> _DATA TO PROCESS_:
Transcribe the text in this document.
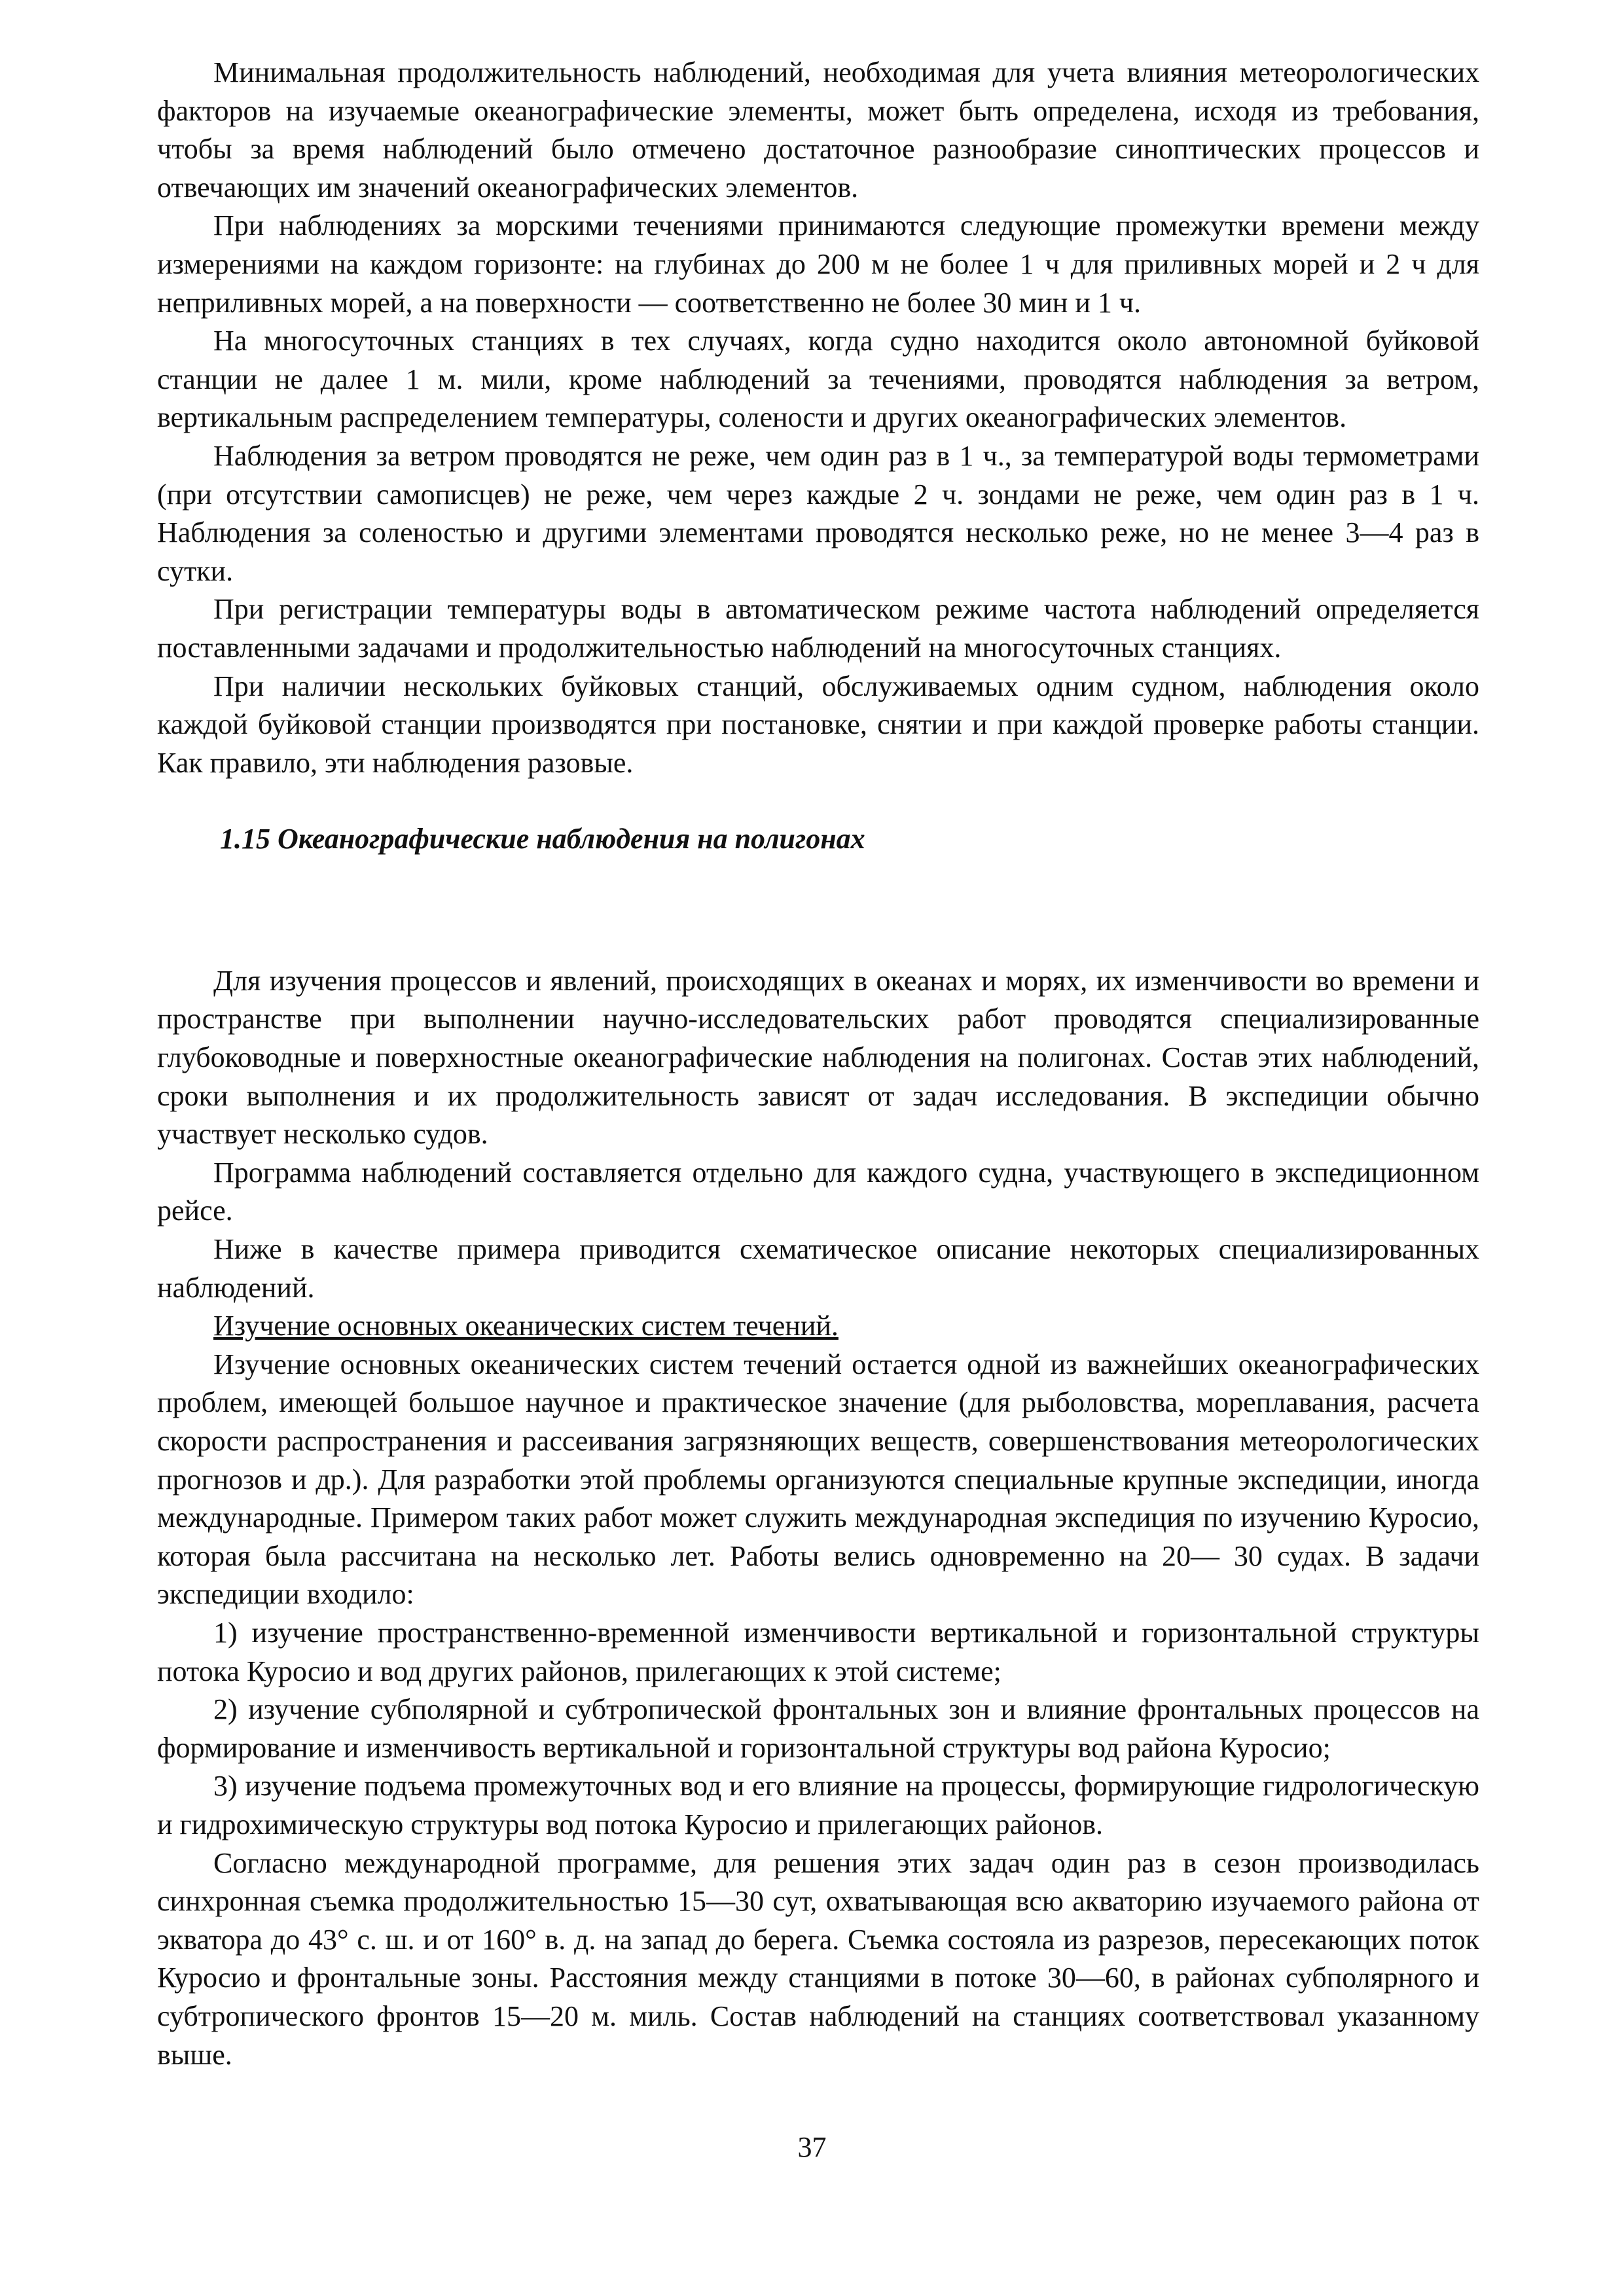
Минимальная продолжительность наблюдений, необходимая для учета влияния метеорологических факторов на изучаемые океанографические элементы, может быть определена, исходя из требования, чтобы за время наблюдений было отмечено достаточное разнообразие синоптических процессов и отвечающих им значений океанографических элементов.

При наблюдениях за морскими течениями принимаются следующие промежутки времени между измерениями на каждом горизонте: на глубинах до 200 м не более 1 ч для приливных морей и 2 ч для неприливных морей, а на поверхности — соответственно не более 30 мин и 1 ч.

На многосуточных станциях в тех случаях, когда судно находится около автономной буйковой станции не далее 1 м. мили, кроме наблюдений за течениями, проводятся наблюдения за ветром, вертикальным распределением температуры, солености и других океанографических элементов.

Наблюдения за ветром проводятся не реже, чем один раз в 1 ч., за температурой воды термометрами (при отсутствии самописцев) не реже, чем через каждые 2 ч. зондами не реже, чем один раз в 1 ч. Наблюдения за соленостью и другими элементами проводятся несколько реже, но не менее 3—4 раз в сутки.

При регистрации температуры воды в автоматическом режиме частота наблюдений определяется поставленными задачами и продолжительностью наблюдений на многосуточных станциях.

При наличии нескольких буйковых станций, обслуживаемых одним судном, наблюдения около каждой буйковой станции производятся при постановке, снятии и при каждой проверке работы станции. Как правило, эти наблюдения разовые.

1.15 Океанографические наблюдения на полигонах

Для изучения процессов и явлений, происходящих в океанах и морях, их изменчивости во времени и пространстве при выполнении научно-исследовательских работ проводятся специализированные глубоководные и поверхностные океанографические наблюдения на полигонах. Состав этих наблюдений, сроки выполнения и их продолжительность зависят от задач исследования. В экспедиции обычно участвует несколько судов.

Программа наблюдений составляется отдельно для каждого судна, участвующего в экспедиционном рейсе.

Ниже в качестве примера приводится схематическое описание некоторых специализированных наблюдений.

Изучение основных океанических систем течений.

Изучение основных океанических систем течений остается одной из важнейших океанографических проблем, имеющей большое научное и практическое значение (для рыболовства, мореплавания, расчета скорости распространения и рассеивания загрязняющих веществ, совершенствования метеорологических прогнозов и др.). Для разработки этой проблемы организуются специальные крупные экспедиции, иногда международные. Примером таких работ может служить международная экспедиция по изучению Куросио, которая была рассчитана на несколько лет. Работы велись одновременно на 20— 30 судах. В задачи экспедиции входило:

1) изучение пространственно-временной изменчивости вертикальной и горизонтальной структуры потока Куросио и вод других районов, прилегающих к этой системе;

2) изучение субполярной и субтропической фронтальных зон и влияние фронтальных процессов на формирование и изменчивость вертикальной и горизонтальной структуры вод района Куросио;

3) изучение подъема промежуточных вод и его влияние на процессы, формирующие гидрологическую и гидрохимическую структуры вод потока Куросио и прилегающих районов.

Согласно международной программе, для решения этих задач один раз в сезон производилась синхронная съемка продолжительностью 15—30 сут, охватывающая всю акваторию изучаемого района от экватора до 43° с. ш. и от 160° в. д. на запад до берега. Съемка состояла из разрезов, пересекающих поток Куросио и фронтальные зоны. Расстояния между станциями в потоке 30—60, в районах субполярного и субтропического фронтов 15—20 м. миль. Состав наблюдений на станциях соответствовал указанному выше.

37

> _REQUIRED TASK_: Transcribe every record above exactly, leaving out the pictures.

> _RESPONSE FOR THIS EXERCISE_:
Transcribe the text in this document.
Минимальная продолжительность наблюдений, необходимая для учета влияния метеорологических факторов на изучаемые океанографические элементы, может быть определена, исходя из требования, чтобы за время наблюдений было отмечено достаточное разнообразие синоптических процессов и отвечающих им значений океанографических элементов.

При наблюдениях за морскими течениями принимаются следующие промежутки времени между измерениями на каждом горизонте: на глубинах до 200 м не более 1 ч для приливных морей и 2 ч для неприливных морей, а на поверхности — соответственно не более 30 мин и 1 ч.

На многосуточных станциях в тех случаях, когда судно находится около автономной буйковой станции не далее 1 м. мили, кроме наблюдений за течениями, проводятся наблюдения за ветром, вертикальным распределением температуры, солености и других океанографических элементов.

Наблюдения за ветром проводятся не реже, чем один раз в 1 ч., за температурой воды термометрами (при отсутствии самописцев) не реже, чем через каждые 2 ч. зондами не реже, чем один раз в 1 ч. Наблюдения за соленостью и другими элементами проводятся несколько реже, но не менее 3—4 раз в сутки.

При регистрации температуры воды в автоматическом режиме частота наблюдений определяется поставленными задачами и продолжительностью наблюдений на многосуточных станциях.

При наличии нескольких буйковых станций, обслуживаемых одним судном, наблюдения около каждой буйковой станции производятся при постановке, снятии и при каждой проверке работы станции. Как правило, эти наблюдения разовые.

1.15 Океанографические наблюдения на полигонах

Для изучения процессов и явлений, происходящих в океанах и морях, их изменчивости во времени и пространстве при выполнении научно-исследовательских работ проводятся специализированные глубоководные и поверхностные океанографические наблюдения на полигонах. Состав этих наблюдений, сроки выполнения и их продолжительность зависят от задач исследования. В экспедиции обычно участвует несколько судов.

Программа наблюдений составляется отдельно для каждого судна, участвующего в экспедиционном рейсе.

Ниже в качестве примера приводится схематическое описание некоторых специализированных наблюдений.

Изучение основных океанических систем течений.

Изучение основных океанических систем течений остается одной из важнейших океанографических проблем, имеющей большое научное и практическое значение (для рыболовства, мореплавания, расчета скорости распространения и рассеивания загрязняющих веществ, совершенствования метеорологических прогнозов и др.). Для разработки этой проблемы организуются специальные крупные экспедиции, иногда международные. Примером таких работ может служить международная экспедиция по изучению Куросио, которая была рассчитана на несколько лет. Работы велись одновременно на 20— 30 судах. В задачи экспедиции входило:

1) изучение пространственно-временной изменчивости вертикальной и горизонтальной структуры потока Куросио и вод других районов, прилегающих к этой системе;

2) изучение субполярной и субтропической фронтальных зон и влияние фронтальных процессов на формирование и изменчивость вертикальной и горизонтальной структуры вод района Куросио;

3) изучение подъема промежуточных вод и его влияние на процессы, формирующие гидрологическую и гидрохимическую структуры вод потока Куросио и прилегающих районов.

Согласно международной программе, для решения этих задач один раз в сезон производилась синхронная съемка продолжительностью 15—30 сут, охватывающая всю акваторию изучаемого района от экватора до 43° с. ш. и от 160° в. д. на запад до берега. Съемка состояла из разрезов, пересекающих поток Куросио и фронтальные зоны. Расстояния между станциями в потоке 30—60, в районах субполярного и субтропического фронтов 15—20 м. миль. Состав наблюдений на станциях соответствовал указанному выше.

37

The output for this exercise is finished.